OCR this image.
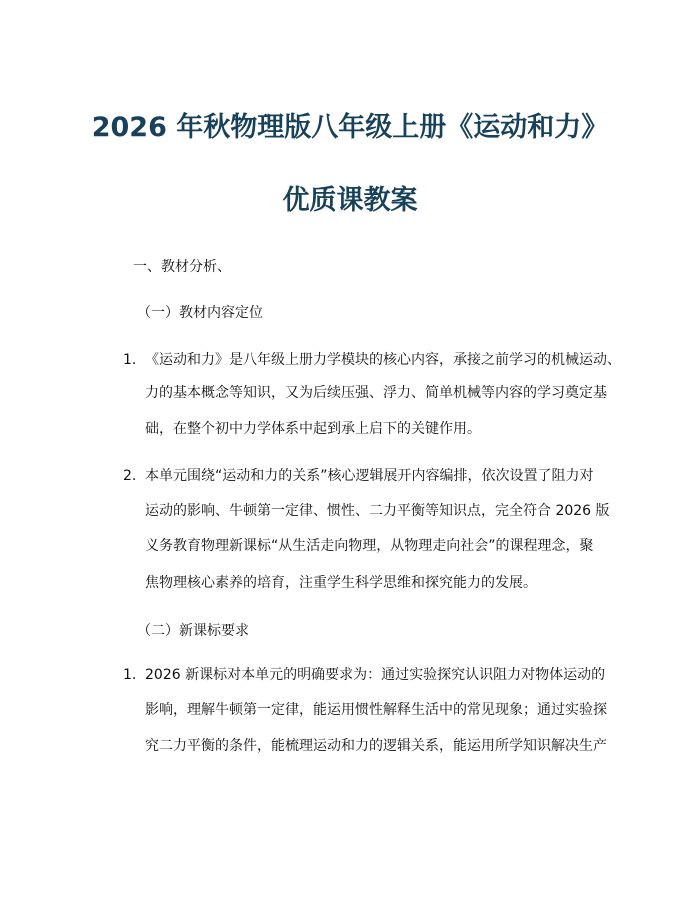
2026 年秋物理版八年级上册《运动和力》
优质课教案
一、教材分析、
（一）教材内容定位
1. 《运动和力》是八年级上册力学模块的核心内容，承接之前学习的机械运动、
力的基本概念等知识，又为后续压强、浮力、简单机械等内容的学习奠定基
础，在整个初中力学体系中起到承上启下的关键作用。
2. 本单元围绕“运动和力的关系”核心逻辑展开内容编排，依次设置了阻力对
运动的影响、牛顿第一定律、惯性、二力平衡等知识点，完全符合 2026 版
义务教育物理新课标“从生活走向物理，从物理走向社会”的课程理念，聚
焦物理核心素养的培育，注重学生科学思维和探究能力的发展。
（二）新课标要求
1. 2026 新课标对本单元的明确要求为：通过实验探究认识阻力对物体运动的
影响，理解牛顿第一定律，能运用惯性解释生活中的常见现象；通过实验探
究二力平衡的条件，能梳理运动和力的逻辑关系，能运用所学知识解决生产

• WHAT YOU WILL DO:
Leave out the pictures and output the rest of the material exactly as written.

• SOLUTION FOR THIS EXERCISE:
OCR this image.
2026 年秋物理版八年级上册《运动和力》
优质课教案
一、教材分析、
（一）教材内容定位
1. 《运动和力》是八年级上册力学模块的核心内容，承接之前学习的机械运动、
力的基本概念等知识，又为后续压强、浮力、简单机械等内容的学习奠定基
础，在整个初中力学体系中起到承上启下的关键作用。
2. 本单元围绕“运动和力的关系”核心逻辑展开内容编排，依次设置了阻力对
运动的影响、牛顿第一定律、惯性、二力平衡等知识点，完全符合 2026 版
义务教育物理新课标“从生活走向物理，从物理走向社会”的课程理念，聚
焦物理核心素养的培育，注重学生科学思维和探究能力的发展。
（二）新课标要求
1. 2026 新课标对本单元的明确要求为：通过实验探究认识阻力对物体运动的
影响，理解牛顿第一定律，能运用惯性解释生活中的常见现象；通过实验探
究二力平衡的条件，能梳理运动和力的逻辑关系，能运用所学知识解决生产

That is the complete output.